(Source data)

----------

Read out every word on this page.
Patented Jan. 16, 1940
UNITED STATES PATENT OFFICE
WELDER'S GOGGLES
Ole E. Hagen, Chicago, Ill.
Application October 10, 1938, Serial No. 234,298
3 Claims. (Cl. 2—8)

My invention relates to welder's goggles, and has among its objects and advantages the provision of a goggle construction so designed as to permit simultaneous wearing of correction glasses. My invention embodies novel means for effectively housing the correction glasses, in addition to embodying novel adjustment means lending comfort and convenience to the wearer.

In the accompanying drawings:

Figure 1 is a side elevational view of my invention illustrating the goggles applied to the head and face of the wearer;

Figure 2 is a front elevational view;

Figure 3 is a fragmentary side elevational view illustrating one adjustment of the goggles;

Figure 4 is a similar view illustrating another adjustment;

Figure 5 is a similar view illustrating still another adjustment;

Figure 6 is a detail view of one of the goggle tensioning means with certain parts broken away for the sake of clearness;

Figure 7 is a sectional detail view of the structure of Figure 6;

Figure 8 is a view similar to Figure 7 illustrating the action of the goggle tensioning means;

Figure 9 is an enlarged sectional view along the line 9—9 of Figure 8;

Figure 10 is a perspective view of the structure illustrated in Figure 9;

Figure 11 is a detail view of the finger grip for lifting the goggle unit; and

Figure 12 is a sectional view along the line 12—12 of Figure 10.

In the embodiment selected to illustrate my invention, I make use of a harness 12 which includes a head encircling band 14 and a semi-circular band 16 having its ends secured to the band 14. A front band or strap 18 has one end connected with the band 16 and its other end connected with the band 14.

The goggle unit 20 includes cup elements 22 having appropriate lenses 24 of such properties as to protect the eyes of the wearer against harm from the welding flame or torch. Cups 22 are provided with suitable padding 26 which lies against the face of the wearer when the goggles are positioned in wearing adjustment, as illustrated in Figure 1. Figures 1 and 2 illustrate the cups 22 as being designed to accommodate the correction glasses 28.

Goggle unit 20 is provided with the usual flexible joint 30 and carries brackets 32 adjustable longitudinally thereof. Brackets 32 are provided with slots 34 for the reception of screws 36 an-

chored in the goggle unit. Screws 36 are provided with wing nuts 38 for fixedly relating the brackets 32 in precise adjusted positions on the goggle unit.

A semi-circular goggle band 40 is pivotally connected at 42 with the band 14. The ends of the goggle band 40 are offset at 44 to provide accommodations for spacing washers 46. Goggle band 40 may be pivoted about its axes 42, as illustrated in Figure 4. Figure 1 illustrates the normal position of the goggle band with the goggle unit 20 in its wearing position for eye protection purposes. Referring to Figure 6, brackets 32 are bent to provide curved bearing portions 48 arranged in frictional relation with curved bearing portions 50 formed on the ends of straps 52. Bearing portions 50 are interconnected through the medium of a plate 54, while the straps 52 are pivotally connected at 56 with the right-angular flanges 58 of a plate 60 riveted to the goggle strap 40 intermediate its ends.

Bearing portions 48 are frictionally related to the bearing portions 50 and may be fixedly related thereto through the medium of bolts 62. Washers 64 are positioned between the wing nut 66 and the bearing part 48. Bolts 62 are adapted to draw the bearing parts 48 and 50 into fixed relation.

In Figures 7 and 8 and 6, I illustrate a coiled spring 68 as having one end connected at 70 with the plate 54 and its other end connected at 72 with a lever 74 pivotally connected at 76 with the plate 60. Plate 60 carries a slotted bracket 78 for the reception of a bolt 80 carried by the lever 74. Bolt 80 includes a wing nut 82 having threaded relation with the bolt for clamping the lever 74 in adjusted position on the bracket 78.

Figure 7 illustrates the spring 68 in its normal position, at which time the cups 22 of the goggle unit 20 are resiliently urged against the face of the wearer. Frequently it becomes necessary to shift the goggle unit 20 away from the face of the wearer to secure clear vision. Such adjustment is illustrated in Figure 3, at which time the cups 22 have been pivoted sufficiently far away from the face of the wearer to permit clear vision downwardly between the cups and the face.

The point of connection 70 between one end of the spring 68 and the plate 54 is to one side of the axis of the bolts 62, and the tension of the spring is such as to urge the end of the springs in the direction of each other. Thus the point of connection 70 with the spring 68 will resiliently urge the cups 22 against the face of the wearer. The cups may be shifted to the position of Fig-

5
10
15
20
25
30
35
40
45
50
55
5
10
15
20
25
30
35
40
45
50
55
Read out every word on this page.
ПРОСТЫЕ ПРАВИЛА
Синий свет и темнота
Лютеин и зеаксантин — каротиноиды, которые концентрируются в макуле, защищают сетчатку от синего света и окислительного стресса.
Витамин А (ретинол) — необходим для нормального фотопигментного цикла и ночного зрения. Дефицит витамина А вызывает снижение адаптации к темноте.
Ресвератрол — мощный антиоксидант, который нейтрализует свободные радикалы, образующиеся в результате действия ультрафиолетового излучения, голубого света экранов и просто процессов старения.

----------

Faithfully reproduce all of the records, character for character.

* Written answer
Read out every word on this page.
Patented Jan. 16, 1940
UNITED STATES PATENT OFFICE
WELDER'S GOGGLES
Ole E. Hagen, Chicago, Ill.
Application October 10, 1938, Serial No. 234,298
3 Claims. (Cl. 2—8)

My invention relates to welder's goggles, and has among its objects and advantages the provision of a goggle construction so designed as to permit simultaneous wearing of correction glasses. My invention embodies novel means for effectively housing the correction glasses, in addition to embodying novel adjustment means lending comfort and convenience to the wearer.

In the accompanying drawings:

Figure 1 is a side elevational view of my invention illustrating the goggles applied to the head and face of the wearer;

Figure 2 is a front elevational view;

Figure 3 is a fragmentary side elevational view illustrating one adjustment of the goggles;

Figure 4 is a similar view illustrating another adjustment;

Figure 5 is a similar view illustrating still another adjustment;

Figure 6 is a detail view of one of the goggle tensioning means with certain parts broken away for the sake of clearness;

Figure 7 is a sectional detail view of the structure of Figure 6;

Figure 8 is a view similar to Figure 7 illustrating the action of the goggle tensioning means;

Figure 9 is an enlarged sectional view along the line 9—9 of Figure 8;

Figure 10 is a perspective view of the structure illustrated in Figure 9;

Figure 11 is a detail view of the finger grip for lifting the goggle unit; and

Figure 12 is a sectional view along the line 12—12 of Figure 10.

In the embodiment selected to illustrate my invention, I make use of a harness 12 which includes a head encircling band 14 and a semi-circular band 16 having its ends secured to the band 14. A front band or strap 18 has one end connected with the band 16 and its other end connected with the band 14.

The goggle unit 20 includes cup elements 22 having appropriate lenses 24 of such properties as to protect the eyes of the wearer against harm from the welding flame or torch. Cups 22 are provided with suitable padding 26 which lies against the face of the wearer when the goggles are positioned in wearing adjustment, as illustrated in Figure 1. Figures 1 and 2 illustrate the cups 22 as being designed to accommodate the correction glasses 28.

Goggle unit 20 is provided with the usual flexible joint 30 and carries brackets 32 adjustable longitudinally thereof. Brackets 32 are provided with slots 34 for the reception of screws 36 an-

chored in the goggle unit. Screws 36 are provided with wing nuts 38 for fixedly relating the brackets 32 in precise adjusted positions on the goggle unit.

A semi-circular goggle band 40 is pivotally connected at 42 with the band 14. The ends of the goggle band 40 are offset at 44 to provide accommodations for spacing washers 46. Goggle band 40 may be pivoted about its axes 42, as illustrated in Figure 4. Figure 1 illustrates the normal position of the goggle band with the goggle unit 20 in its wearing position for eye protection purposes. Referring to Figure 6, brackets 32 are bent to provide curved bearing portions 48 arranged in frictional relation with curved bearing portions 50 formed on the ends of straps 52. Bearing portions 50 are interconnected through the medium of a plate 54, while the straps 52 are pivotally connected at 56 with the right-angular flanges 58 of a plate 60 riveted to the goggle strap 40 intermediate its ends.

Bearing portions 48 are frictionally related to the bearing portions 50 and may be fixedly related thereto through the medium of bolts 62. Washers 64 are positioned between the wing nut 66 and the bearing part 48. Bolts 62 are adapted to draw the bearing parts 48 and 50 into fixed relation.

In Figures 7 and 8 and 6, I illustrate a coiled spring 68 as having one end connected at 70 with the plate 54 and its other end connected at 72 with a lever 74 pivotally connected at 76 with the plate 60. Plate 60 carries a slotted bracket 78 for the reception of a bolt 80 carried by the lever 74. Bolt 80 includes a wing nut 82 having threaded relation with the bolt for clamping the lever 74 in adjusted position on the bracket 78.

Figure 7 illustrates the spring 68 in its normal position, at which time the cups 22 of the goggle unit 20 are resiliently urged against the face of the wearer. Frequently it becomes necessary to shift the goggle unit 20 away from the face of the wearer to secure clear vision. Such adjustment is illustrated in Figure 3, at which time the cups 22 have been pivoted sufficiently far away from the face of the wearer to permit clear vision downwardly between the cups and the face.

The point of connection 70 between one end of the spring 68 and the plate 54 is to one side of the axis of the bolts 62, and the tension of the spring is such as to urge the end of the springs in the direction of each other. Thus the point of connection 70 with the spring 68 will resiliently urge the cups 22 against the face of the wearer. The cups may be shifted to the position of Fig-

5
10
15
20
25
30
35
40
45
50
55
5
10
15
20
25
30
35
40
45
50
55
Read out every word on this page.
ПРОСТЫЕ ПРАВИЛА
Синий свет и темнота
Лютеин и зеаксантин — каротиноиды, которые концентрируются в макуле, защищают сетчатку от синего света и окислительного стресса.
Витамин А (ретинол) — необходим для нормального фотопигментного цикла и ночного зрения. Дефицит витамина А вызывает снижение адаптации к темноте.
Ресвератрол — мощный антиоксидант, который нейтрализует свободные радикалы, образующиеся в результате действия ультрафиолетового излучения, голубого света экранов и просто процессов старения.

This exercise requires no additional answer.